* _EXERCISE_:
Write each record again exactly as it stands.

(Dataset rows)
- - - - -
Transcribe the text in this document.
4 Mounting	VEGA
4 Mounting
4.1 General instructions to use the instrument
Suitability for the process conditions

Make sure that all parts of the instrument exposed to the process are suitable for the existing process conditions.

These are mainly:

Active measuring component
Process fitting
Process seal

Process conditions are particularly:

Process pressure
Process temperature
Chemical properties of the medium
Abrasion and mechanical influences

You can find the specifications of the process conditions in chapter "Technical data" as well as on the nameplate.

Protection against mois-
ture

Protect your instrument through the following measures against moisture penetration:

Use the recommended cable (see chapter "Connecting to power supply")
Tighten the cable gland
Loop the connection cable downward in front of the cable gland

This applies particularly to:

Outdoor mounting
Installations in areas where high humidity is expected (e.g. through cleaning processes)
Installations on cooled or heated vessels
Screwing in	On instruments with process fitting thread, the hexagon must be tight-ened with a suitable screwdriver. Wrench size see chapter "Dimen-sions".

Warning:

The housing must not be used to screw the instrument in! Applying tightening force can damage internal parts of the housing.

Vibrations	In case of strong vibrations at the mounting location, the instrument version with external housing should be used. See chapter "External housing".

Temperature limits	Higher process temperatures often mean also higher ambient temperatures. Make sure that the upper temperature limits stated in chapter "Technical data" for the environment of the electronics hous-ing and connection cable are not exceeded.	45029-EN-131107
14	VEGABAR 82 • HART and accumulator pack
- - - - -
* _EXERCISE RESPONSE_:
Transcribe the text in this document.
4 Mounting	VEGA
4 Mounting
4.1 General instructions to use the instrument
Suitability for the process conditions

Make sure that all parts of the instrument exposed to the process are suitable for the existing process conditions.

These are mainly:

Active measuring component
Process fitting
Process seal

Process conditions are particularly:

Process pressure
Process temperature
Chemical properties of the medium
Abrasion and mechanical influences

You can find the specifications of the process conditions in chapter "Technical data" as well as on the nameplate.

Protection against mois-
ture

Protect your instrument through the following measures against moisture penetration:

Use the recommended cable (see chapter "Connecting to power supply")
Tighten the cable gland
Loop the connection cable downward in front of the cable gland

This applies particularly to:

Outdoor mounting
Installations in areas where high humidity is expected (e.g. through cleaning processes)
Installations on cooled or heated vessels
Screwing in	On instruments with process fitting thread, the hexagon must be tight-ened with a suitable screwdriver. Wrench size see chapter "Dimen-sions".

Warning:

The housing must not be used to screw the instrument in! Applying tightening force can damage internal parts of the housing.

Vibrations	In case of strong vibrations at the mounting location, the instrument version with external housing should be used. See chapter "External housing".

Temperature limits	Higher process temperatures often mean also higher ambient temperatures. Make sure that the upper temperature limits stated in chapter "Technical data" for the environment of the electronics hous-ing and connection cable are not exceeded.	45029-EN-131107
14	VEGABAR 82 • HART and accumulator pack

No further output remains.